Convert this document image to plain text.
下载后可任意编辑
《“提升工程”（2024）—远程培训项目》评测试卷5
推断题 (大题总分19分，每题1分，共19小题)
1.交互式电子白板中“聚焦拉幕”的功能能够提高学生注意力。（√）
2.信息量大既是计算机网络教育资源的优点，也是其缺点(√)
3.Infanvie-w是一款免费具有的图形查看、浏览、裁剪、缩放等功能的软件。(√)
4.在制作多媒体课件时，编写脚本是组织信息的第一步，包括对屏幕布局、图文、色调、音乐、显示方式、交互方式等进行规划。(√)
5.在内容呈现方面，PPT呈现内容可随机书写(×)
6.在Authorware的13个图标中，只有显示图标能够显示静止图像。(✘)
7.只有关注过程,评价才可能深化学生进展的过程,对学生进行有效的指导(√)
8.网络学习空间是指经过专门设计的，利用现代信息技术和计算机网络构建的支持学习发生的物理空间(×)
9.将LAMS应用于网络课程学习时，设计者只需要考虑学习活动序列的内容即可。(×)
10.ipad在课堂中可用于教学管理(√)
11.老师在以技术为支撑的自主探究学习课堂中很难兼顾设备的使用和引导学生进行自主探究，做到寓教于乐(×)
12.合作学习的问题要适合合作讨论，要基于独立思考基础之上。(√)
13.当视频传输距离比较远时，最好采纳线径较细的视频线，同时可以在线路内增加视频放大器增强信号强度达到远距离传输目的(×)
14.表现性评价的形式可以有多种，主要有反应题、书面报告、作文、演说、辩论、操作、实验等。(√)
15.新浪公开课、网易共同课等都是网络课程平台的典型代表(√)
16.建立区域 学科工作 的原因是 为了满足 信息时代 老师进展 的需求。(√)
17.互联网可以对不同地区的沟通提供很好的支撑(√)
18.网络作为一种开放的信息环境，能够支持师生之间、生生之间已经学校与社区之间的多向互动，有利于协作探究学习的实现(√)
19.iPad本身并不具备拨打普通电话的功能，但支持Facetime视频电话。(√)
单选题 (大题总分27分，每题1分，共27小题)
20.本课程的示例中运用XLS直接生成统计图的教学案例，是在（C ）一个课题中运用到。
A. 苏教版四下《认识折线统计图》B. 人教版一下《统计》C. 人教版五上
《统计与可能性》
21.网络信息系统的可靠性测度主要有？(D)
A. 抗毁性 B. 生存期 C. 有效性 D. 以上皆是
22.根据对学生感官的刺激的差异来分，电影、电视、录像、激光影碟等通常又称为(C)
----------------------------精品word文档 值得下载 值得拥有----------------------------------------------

════

Task details: Extract the listing in its entirety and repeat it exactly.

Answer to this problem:
Convert this document image to plain text.
下载后可任意编辑
《“提升工程”（2024）—远程培训项目》评测试卷5
推断题 (大题总分19分，每题1分，共19小题)
1.交互式电子白板中“聚焦拉幕”的功能能够提高学生注意力。（√）
2.信息量大既是计算机网络教育资源的优点，也是其缺点(√)
3.Infanvie-w是一款免费具有的图形查看、浏览、裁剪、缩放等功能的软件。(√)
4.在制作多媒体课件时，编写脚本是组织信息的第一步，包括对屏幕布局、图文、色调、音乐、显示方式、交互方式等进行规划。(√)
5.在内容呈现方面，PPT呈现内容可随机书写(×)
6.在Authorware的13个图标中，只有显示图标能够显示静止图像。(✘)
7.只有关注过程,评价才可能深化学生进展的过程,对学生进行有效的指导(√)
8.网络学习空间是指经过专门设计的，利用现代信息技术和计算机网络构建的支持学习发生的物理空间(×)
9.将LAMS应用于网络课程学习时，设计者只需要考虑学习活动序列的内容即可。(×)
10.ipad在课堂中可用于教学管理(√)
11.老师在以技术为支撑的自主探究学习课堂中很难兼顾设备的使用和引导学生进行自主探究，做到寓教于乐(×)
12.合作学习的问题要适合合作讨论，要基于独立思考基础之上。(√)
13.当视频传输距离比较远时，最好采纳线径较细的视频线，同时可以在线路内增加视频放大器增强信号强度达到远距离传输目的(×)
14.表现性评价的形式可以有多种，主要有反应题、书面报告、作文、演说、辩论、操作、实验等。(√)
15.新浪公开课、网易共同课等都是网络课程平台的典型代表(√)
16.建立区域 学科工作 的原因是 为了满足 信息时代 老师进展 的需求。(√)
17.互联网可以对不同地区的沟通提供很好的支撑(√)
18.网络作为一种开放的信息环境，能够支持师生之间、生生之间已经学校与社区之间的多向互动，有利于协作探究学习的实现(√)
19.iPad本身并不具备拨打普通电话的功能，但支持Facetime视频电话。(√)
单选题 (大题总分27分，每题1分，共27小题)
20.本课程的示例中运用XLS直接生成统计图的教学案例，是在（C ）一个课题中运用到。
A. 苏教版四下《认识折线统计图》B. 人教版一下《统计》C. 人教版五上
《统计与可能性》
21.网络信息系统的可靠性测度主要有？(D)
A. 抗毁性 B. 生存期 C. 有效性 D. 以上皆是
22.根据对学生感官的刺激的差异来分，电影、电视、录像、激光影碟等通常又称为(C)
----------------------------精品word文档 值得下载 值得拥有----------------------------------------------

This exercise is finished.